## Testo della pagina
>>>
Una volta ho avuto a che fare con un grande imprenditore del nord est che incarnava la quarta generazione della famiglia propietaria dell’impresa. Mi trattava con un rispetto ed una attenzione (era anche più giovane di me) che avrebbe dato a chiunque gli fosse stato introdotto come una persona capace o professionalmente riconosciuta (giacchè di lavoro si trattava), con un’educazione quasi monarchica. E, credimi, non ero davvero il suo tipo. Andandomene pensai che doveva essere identico a suo nonno, sicuramente era così.
Buona giornata
una cura possibile è creare “sacche di resistenza” capaci di diffondere nell’aria sogni e idee . Una nuova forma di contaminazione positiva . Quella del “nemo propheta in patria” è una malattia antica , cronica . La risposta non sta nel combatterla , ma nel far girare nuove esperienze , senza l’illusione di curare tutti , L’Italia è piena di gruppi che vivono (tentano) con un atteggiamento diverso , fatto di ascolto , compassione e condivisione .
<<<
## Attività A
Rispondi a queste domande sul brano sull'imprenditore del nord est:
(i) Quale generazione della famiglia proprietaria dell'impresa incarnava l'imprenditore?
(ii) A chi doveva essere identico l'imprenditore, secondo chi scrive?
(iii) Con quali due aggettivi viene descritta la malattia del "nemo propheta in patria"?
## Attività B
Prosegui il brano sull'imprenditore del nord est a partire dalla sua ultima frase.
Per questo lavoro i dati non servono.

## Estratti dei dati
>>>
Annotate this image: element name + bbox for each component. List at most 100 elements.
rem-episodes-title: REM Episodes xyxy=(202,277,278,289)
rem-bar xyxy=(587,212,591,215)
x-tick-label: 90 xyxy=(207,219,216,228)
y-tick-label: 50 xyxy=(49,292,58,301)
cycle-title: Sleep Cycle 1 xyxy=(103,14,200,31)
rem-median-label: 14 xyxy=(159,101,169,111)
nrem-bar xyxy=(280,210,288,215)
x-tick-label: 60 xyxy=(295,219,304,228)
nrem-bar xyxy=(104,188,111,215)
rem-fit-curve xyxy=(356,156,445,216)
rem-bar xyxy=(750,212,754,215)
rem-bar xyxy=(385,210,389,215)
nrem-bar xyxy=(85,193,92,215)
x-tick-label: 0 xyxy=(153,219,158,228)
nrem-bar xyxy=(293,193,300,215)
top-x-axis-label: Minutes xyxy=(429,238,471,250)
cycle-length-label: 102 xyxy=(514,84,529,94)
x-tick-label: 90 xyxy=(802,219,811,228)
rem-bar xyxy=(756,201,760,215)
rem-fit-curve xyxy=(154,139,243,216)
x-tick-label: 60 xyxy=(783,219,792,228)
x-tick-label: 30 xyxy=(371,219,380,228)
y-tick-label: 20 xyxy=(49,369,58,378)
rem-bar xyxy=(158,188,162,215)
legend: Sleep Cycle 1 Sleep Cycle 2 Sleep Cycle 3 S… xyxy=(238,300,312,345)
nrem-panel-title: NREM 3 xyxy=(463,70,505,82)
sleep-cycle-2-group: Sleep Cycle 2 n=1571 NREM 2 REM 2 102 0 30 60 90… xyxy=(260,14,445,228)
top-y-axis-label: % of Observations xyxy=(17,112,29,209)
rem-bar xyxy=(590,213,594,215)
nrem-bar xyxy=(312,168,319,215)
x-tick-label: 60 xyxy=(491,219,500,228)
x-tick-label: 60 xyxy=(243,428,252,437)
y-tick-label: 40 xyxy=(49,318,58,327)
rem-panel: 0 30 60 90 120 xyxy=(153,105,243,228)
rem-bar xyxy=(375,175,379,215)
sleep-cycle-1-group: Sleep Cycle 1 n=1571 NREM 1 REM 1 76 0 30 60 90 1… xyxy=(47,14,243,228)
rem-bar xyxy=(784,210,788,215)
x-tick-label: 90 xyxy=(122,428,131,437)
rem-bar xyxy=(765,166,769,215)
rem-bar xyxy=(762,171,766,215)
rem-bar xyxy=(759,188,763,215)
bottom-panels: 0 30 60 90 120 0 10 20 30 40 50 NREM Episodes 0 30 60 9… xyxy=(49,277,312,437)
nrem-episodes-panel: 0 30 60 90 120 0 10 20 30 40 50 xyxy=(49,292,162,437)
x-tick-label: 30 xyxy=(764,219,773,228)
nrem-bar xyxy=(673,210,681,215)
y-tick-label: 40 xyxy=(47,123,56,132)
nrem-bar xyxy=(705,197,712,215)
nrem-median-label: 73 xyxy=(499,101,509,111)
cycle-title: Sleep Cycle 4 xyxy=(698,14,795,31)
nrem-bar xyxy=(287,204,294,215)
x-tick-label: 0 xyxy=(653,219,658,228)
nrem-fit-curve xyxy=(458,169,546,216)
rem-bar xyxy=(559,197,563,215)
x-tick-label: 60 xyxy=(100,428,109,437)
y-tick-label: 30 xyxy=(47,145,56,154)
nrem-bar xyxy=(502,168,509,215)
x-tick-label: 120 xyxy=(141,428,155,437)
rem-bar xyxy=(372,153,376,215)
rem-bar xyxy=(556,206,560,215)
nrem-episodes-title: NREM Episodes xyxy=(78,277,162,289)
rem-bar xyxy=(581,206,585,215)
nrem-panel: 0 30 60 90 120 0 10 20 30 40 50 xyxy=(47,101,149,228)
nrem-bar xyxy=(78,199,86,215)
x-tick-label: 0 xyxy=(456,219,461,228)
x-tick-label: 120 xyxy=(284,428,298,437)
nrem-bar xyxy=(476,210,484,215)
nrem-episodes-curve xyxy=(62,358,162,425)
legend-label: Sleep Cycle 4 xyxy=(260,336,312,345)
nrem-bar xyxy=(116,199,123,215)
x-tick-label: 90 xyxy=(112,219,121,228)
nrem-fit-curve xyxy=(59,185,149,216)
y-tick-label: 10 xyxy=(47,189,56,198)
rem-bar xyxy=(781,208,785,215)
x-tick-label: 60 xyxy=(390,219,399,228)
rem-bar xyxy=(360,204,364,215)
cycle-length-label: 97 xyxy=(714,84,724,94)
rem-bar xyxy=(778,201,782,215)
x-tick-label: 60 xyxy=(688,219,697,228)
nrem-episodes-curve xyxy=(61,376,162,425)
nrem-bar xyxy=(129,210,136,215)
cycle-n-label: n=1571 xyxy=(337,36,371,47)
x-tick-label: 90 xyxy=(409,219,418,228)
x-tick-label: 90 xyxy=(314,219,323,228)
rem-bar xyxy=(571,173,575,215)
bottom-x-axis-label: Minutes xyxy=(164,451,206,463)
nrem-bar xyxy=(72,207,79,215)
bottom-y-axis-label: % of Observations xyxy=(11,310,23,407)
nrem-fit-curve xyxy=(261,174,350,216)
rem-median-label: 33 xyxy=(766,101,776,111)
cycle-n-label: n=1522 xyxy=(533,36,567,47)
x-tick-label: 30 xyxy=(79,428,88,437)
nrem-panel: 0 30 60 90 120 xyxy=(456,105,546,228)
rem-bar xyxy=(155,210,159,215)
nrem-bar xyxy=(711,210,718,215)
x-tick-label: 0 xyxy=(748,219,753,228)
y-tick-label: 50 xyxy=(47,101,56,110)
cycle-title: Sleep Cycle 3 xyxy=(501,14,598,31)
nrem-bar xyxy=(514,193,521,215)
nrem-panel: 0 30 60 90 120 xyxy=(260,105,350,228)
<<<
## Risposta A
(i) La quarta generazione.
(ii) A suo nonno.
(iii) Antica e cronica.

## Risposta B
Un poeta è “una contestazione vivente” … La sua forza sta tutta nella messa in discussione dello status quo …. quindi , non può che infastidire i suoi conterranei .
Caro Franco non sono così pessimista.Probabilmente l’enologo si cura più della bocca che della parola e il frate più delle donne che dell’anima,soprattutto la sua.tu parli di vita e di morte dei paesi, di lotte per la discarica ,per l’ospedale, del museo dell’aria, cose universali.Già il fatto di proporsi in questo modo è coraggioso. comunque fai bene a condurre questa battaglia contro la negazione accidiosa e ricercata. E’ una battaglia giusta . Tu ci metti la faccia, sei candidato alla elezione del parlamento della terracarne e non potranno votare che te,ma non tutti.
‘sta battaglia è scadente, caro franco.
me ne dai conferma tu stesso, se per vincerla vai a guardarti il profilo fb del prete … suvvia …
stamattina sul corriere sono arrivate le prime adesioni alla proposta da parte dei sindaci di bisaccia e conza e del vicesindaco di lacedonia.
paolo….
capisco che hai voglia di tenere un tono scanzonato
ma tieni sempre conto che le parole in uno spazio pubblico vengono distorte.
la battaglia, che poi tale non dovrebbe essere, ha un suo senso.
se non riusciamo neppure a cambiare un nome
figuriamoci il resto!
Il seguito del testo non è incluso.